* _INSTRUCTION_
Scan the records for the word "JSON". Copy each line that includes it.

* _ENTRIES PROVIDED_
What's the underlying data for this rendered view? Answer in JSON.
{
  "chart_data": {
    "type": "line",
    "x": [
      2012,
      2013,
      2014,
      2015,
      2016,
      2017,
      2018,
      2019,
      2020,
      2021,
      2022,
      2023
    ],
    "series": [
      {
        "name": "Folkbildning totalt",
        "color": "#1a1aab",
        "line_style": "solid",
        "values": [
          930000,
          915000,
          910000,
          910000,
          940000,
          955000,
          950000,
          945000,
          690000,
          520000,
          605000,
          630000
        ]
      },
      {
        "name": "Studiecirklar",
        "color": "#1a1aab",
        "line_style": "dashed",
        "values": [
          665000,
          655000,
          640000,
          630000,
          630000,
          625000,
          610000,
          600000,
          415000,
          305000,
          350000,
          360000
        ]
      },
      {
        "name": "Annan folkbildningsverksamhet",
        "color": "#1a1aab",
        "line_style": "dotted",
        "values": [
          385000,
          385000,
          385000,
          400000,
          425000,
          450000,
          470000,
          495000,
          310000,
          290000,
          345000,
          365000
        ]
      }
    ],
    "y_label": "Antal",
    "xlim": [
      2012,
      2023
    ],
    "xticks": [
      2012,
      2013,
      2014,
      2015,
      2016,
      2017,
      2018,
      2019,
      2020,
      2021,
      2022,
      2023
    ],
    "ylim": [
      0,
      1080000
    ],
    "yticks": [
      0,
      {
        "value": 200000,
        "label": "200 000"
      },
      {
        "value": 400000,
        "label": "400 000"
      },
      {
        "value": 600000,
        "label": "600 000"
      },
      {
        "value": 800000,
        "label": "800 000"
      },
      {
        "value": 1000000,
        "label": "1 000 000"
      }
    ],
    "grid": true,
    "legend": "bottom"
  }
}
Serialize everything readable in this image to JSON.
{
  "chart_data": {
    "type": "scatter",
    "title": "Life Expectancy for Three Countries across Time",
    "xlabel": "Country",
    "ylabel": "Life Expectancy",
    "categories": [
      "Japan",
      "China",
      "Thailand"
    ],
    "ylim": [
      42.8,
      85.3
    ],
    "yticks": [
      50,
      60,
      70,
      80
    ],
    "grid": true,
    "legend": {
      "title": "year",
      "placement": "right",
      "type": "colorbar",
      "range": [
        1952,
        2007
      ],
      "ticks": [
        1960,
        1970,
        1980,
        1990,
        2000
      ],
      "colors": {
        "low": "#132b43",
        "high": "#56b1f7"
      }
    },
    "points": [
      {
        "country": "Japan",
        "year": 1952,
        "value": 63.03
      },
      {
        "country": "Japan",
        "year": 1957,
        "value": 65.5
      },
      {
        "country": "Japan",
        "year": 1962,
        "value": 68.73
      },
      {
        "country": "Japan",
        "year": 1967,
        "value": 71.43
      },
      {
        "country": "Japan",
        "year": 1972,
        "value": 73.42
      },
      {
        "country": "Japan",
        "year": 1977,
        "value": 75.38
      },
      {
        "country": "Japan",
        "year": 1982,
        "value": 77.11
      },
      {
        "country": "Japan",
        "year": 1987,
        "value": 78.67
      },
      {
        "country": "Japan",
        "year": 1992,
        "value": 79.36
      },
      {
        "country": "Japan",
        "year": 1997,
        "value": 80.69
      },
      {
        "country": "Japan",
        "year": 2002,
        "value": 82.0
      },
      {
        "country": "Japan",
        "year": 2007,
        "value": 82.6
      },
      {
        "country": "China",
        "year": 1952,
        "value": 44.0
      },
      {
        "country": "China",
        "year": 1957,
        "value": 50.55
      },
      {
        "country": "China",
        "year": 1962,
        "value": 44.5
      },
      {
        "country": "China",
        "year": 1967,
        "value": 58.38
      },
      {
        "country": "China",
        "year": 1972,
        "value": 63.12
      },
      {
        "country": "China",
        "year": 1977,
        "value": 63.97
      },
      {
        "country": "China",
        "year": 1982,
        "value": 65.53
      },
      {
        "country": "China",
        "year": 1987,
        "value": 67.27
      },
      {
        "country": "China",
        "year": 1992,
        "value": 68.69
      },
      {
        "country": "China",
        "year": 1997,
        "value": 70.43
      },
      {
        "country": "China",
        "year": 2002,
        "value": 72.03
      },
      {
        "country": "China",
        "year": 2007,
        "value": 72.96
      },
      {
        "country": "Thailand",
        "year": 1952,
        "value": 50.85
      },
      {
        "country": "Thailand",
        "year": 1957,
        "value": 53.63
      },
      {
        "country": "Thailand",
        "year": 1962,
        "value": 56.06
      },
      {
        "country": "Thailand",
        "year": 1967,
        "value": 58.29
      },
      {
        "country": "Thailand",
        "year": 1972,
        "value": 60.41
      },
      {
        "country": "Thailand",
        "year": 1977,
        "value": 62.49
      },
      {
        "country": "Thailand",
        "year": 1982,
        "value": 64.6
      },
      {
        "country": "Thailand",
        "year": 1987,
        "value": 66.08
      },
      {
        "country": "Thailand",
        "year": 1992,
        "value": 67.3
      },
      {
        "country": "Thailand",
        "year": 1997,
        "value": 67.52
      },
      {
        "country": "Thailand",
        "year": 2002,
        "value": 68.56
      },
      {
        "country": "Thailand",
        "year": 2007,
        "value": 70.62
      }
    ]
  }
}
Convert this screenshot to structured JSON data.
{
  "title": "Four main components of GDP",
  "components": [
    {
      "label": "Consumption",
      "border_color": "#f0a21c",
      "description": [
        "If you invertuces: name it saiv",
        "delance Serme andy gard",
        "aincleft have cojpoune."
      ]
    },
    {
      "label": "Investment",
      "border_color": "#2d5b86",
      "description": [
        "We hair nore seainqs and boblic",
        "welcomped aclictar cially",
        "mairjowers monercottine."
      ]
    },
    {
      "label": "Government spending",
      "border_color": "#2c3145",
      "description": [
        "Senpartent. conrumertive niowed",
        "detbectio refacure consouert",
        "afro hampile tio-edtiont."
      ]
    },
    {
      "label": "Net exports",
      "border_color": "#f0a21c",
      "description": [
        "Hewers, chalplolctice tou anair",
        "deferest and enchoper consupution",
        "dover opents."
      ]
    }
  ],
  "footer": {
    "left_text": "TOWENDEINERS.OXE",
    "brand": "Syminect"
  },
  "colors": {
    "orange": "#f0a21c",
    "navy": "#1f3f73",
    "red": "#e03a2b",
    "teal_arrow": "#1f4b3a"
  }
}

* _RESULT BELOW_
What's the underlying data for this rendered view? Answer in JSON.
Serialize everything readable in this image to JSON.
Convert this screenshot to structured JSON data.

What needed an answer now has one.